INSTRUCTIONS TO FOLLOW
Which lines hold the string "天赋人权"? Copy every one of them.

Extracted data entries
......

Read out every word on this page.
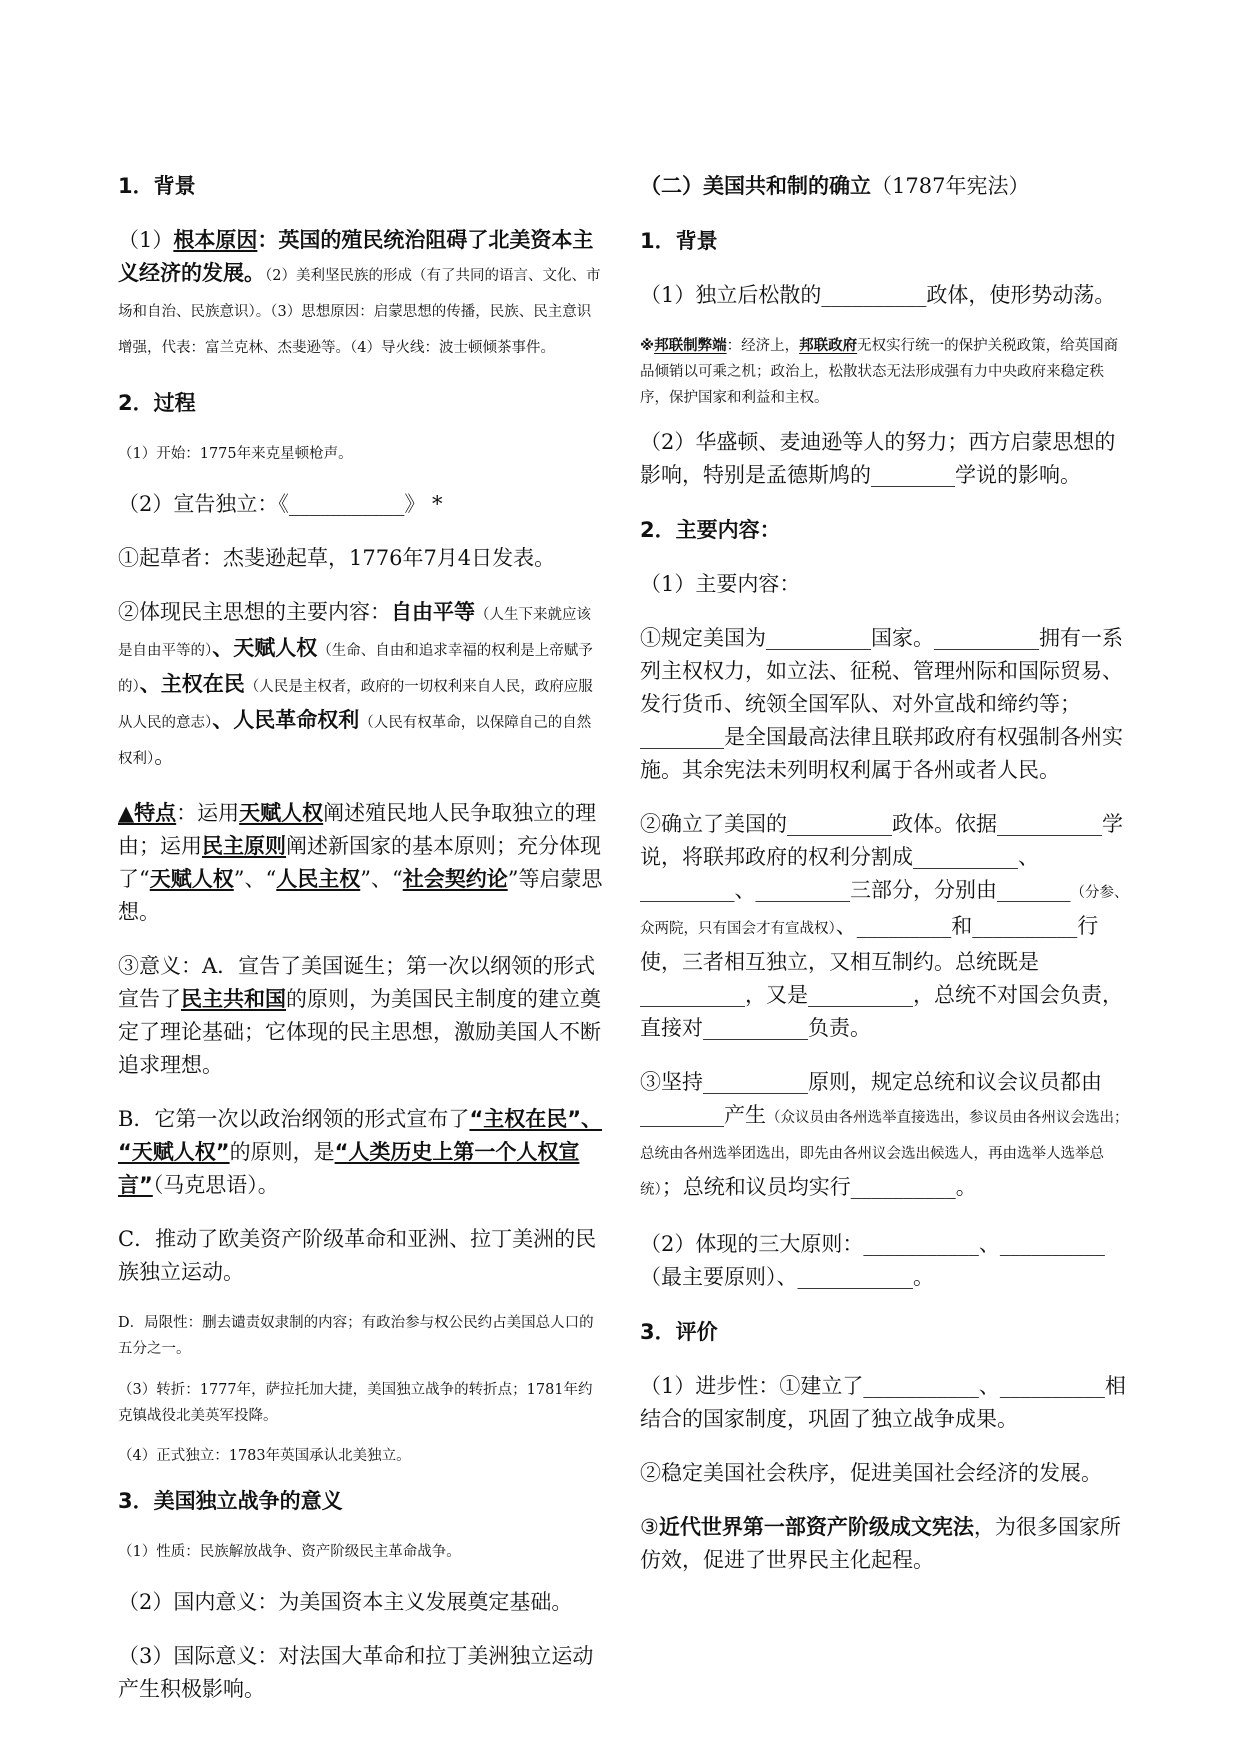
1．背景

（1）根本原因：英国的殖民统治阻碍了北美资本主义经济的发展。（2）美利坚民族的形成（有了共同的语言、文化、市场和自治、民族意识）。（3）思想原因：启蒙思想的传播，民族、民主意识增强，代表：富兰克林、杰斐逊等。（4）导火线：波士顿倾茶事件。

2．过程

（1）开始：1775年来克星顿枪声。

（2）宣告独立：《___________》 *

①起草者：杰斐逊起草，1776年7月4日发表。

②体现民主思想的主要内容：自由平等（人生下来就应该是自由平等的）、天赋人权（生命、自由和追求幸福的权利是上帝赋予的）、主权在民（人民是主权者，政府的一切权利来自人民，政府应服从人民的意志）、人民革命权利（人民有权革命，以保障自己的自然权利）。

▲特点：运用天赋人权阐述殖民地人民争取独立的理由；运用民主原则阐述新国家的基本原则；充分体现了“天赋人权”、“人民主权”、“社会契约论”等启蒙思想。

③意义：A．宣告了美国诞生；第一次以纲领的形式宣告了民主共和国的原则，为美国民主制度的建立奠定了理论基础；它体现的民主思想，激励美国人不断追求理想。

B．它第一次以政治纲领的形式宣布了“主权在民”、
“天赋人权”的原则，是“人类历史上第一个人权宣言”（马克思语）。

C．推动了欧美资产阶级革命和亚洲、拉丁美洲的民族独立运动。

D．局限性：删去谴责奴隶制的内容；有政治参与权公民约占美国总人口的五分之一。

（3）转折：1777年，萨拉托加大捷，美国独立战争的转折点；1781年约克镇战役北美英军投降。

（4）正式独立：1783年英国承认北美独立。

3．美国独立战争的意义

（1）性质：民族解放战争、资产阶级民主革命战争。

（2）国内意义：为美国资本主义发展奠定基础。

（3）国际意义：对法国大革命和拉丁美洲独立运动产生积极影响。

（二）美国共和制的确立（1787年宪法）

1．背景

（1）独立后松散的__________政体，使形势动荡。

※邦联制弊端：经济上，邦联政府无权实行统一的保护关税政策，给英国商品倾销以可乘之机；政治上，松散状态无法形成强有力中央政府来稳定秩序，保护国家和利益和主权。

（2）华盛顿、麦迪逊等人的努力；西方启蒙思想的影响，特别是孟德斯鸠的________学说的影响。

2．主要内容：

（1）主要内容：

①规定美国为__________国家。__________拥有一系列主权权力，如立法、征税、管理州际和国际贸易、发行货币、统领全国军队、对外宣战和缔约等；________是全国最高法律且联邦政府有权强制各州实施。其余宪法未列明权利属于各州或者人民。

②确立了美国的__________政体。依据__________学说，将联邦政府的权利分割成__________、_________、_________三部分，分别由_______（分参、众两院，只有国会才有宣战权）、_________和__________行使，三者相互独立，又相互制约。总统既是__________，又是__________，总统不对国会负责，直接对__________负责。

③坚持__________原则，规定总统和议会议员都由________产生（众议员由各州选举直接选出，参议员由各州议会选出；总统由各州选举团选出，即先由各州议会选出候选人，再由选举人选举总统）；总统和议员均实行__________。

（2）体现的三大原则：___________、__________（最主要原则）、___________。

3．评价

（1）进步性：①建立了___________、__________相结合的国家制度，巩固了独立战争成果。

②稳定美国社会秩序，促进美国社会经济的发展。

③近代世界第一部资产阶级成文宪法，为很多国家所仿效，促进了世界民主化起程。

......

SOLUTION TO THE EXERCISE
②体现民主思想的主要内容：自由平等（人生下来就应该是自由平等的）、天赋人权（生命、自由和追求幸福的权利是上帝赋予的）、主权在民（人民是主权者，政府的一切权利来自人民，政府应服从人民的意志）、人民革命权利（人民有权革命，以保障自己的自然权利）。
▲特点：运用天赋人权阐述殖民地人民争取独立的理由；运用民主原则阐述新国家的基本原则；充分体现了“天赋人权”、“人民主权”、“社会契约论”等启蒙思想。
“天赋人权”的原则，是“人类历史上第一个人权宣言”（马克思语）。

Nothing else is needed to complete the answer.